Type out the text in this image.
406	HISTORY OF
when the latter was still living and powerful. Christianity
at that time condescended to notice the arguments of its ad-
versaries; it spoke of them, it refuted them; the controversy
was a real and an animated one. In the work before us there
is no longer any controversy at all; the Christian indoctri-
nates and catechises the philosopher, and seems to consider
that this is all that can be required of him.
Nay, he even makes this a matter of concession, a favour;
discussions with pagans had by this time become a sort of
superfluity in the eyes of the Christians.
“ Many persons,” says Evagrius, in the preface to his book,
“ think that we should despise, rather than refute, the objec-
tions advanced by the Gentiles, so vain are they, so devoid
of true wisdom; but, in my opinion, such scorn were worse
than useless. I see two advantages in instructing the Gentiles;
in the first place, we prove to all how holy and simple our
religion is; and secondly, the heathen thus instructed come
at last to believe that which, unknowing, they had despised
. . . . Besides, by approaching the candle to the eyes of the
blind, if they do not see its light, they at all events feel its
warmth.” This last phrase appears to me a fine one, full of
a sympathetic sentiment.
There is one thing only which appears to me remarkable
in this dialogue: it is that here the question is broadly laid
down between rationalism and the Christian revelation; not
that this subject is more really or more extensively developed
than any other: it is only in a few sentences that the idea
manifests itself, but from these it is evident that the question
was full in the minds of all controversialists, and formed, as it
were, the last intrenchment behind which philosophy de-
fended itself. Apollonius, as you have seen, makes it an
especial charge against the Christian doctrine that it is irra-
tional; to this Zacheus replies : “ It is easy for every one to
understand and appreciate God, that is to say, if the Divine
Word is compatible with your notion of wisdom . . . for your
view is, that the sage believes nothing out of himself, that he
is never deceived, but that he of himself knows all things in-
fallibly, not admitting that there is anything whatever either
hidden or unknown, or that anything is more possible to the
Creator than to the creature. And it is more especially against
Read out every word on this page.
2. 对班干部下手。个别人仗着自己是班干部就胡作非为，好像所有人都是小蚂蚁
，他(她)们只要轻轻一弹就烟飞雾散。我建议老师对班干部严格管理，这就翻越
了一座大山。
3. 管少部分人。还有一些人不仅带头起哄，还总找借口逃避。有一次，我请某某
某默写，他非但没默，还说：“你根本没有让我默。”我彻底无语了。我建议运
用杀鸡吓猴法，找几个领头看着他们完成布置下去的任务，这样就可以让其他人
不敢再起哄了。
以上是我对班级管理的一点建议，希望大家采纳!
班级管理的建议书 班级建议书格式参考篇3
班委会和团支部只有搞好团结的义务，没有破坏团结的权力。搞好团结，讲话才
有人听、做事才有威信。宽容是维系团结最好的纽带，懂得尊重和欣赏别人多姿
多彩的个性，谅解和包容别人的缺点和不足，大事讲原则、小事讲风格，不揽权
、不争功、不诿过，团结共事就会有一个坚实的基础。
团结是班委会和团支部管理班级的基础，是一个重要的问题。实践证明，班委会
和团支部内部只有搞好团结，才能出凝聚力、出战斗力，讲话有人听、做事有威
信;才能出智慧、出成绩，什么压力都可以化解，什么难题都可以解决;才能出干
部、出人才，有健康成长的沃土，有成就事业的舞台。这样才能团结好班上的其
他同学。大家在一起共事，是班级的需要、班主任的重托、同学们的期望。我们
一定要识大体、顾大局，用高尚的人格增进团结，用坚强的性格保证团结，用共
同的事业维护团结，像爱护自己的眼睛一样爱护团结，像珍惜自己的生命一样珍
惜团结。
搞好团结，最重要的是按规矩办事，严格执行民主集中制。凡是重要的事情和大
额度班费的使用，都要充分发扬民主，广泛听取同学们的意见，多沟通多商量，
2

Given exercise:
Reproduce the listing in full. Keep it exactly as written.

Task answer:
Type out the text in this image.
406	HISTORY OF
when the latter was still living and powerful. Christianity
at that time condescended to notice the arguments of its ad-
versaries; it spoke of them, it refuted them; the controversy
was a real and an animated one. In the work before us there
is no longer any controversy at all; the Christian indoctri-
nates and catechises the philosopher, and seems to consider
that this is all that can be required of him.
Nay, he even makes this a matter of concession, a favour;
discussions with pagans had by this time become a sort of
superfluity in the eyes of the Christians.
“ Many persons,” says Evagrius, in the preface to his book,
“ think that we should despise, rather than refute, the objec-
tions advanced by the Gentiles, so vain are they, so devoid
of true wisdom; but, in my opinion, such scorn were worse
than useless. I see two advantages in instructing the Gentiles;
in the first place, we prove to all how holy and simple our
religion is; and secondly, the heathen thus instructed come
at last to believe that which, unknowing, they had despised
. . . . Besides, by approaching the candle to the eyes of the
blind, if they do not see its light, they at all events feel its
warmth.” This last phrase appears to me a fine one, full of
a sympathetic sentiment.
There is one thing only which appears to me remarkable
in this dialogue: it is that here the question is broadly laid
down between rationalism and the Christian revelation; not
that this subject is more really or more extensively developed
than any other: it is only in a few sentences that the idea
manifests itself, but from these it is evident that the question
was full in the minds of all controversialists, and formed, as it
were, the last intrenchment behind which philosophy de-
fended itself. Apollonius, as you have seen, makes it an
especial charge against the Christian doctrine that it is irra-
tional; to this Zacheus replies : “ It is easy for every one to
understand and appreciate God, that is to say, if the Divine
Word is compatible with your notion of wisdom . . . for your
view is, that the sage believes nothing out of himself, that he
is never deceived, but that he of himself knows all things in-
fallibly, not admitting that there is anything whatever either
hidden or unknown, or that anything is more possible to the
Creator than to the creature. And it is more especially against
Read out every word on this page.
2. 对班干部下手。个别人仗着自己是班干部就胡作非为，好像所有人都是小蚂蚁
，他(她)们只要轻轻一弹就烟飞雾散。我建议老师对班干部严格管理，这就翻越
了一座大山。
3. 管少部分人。还有一些人不仅带头起哄，还总找借口逃避。有一次，我请某某
某默写，他非但没默，还说：“你根本没有让我默。”我彻底无语了。我建议运
用杀鸡吓猴法，找几个领头看着他们完成布置下去的任务，这样就可以让其他人
不敢再起哄了。
以上是我对班级管理的一点建议，希望大家采纳!
班级管理的建议书 班级建议书格式参考篇3
班委会和团支部只有搞好团结的义务，没有破坏团结的权力。搞好团结，讲话才
有人听、做事才有威信。宽容是维系团结最好的纽带，懂得尊重和欣赏别人多姿
多彩的个性，谅解和包容别人的缺点和不足，大事讲原则、小事讲风格，不揽权
、不争功、不诿过，团结共事就会有一个坚实的基础。
团结是班委会和团支部管理班级的基础，是一个重要的问题。实践证明，班委会
和团支部内部只有搞好团结，才能出凝聚力、出战斗力，讲话有人听、做事有威
信;才能出智慧、出成绩，什么压力都可以化解，什么难题都可以解决;才能出干
部、出人才，有健康成长的沃土，有成就事业的舞台。这样才能团结好班上的其
他同学。大家在一起共事，是班级的需要、班主任的重托、同学们的期望。我们
一定要识大体、顾大局，用高尚的人格增进团结，用坚强的性格保证团结，用共
同的事业维护团结，像爱护自己的眼睛一样爱护团结，像珍惜自己的生命一样珍
惜团结。
搞好团结，最重要的是按规矩办事，严格执行民主集中制。凡是重要的事情和大
额度班费的使用，都要充分发扬民主，广泛听取同学们的意见，多沟通多商量，
2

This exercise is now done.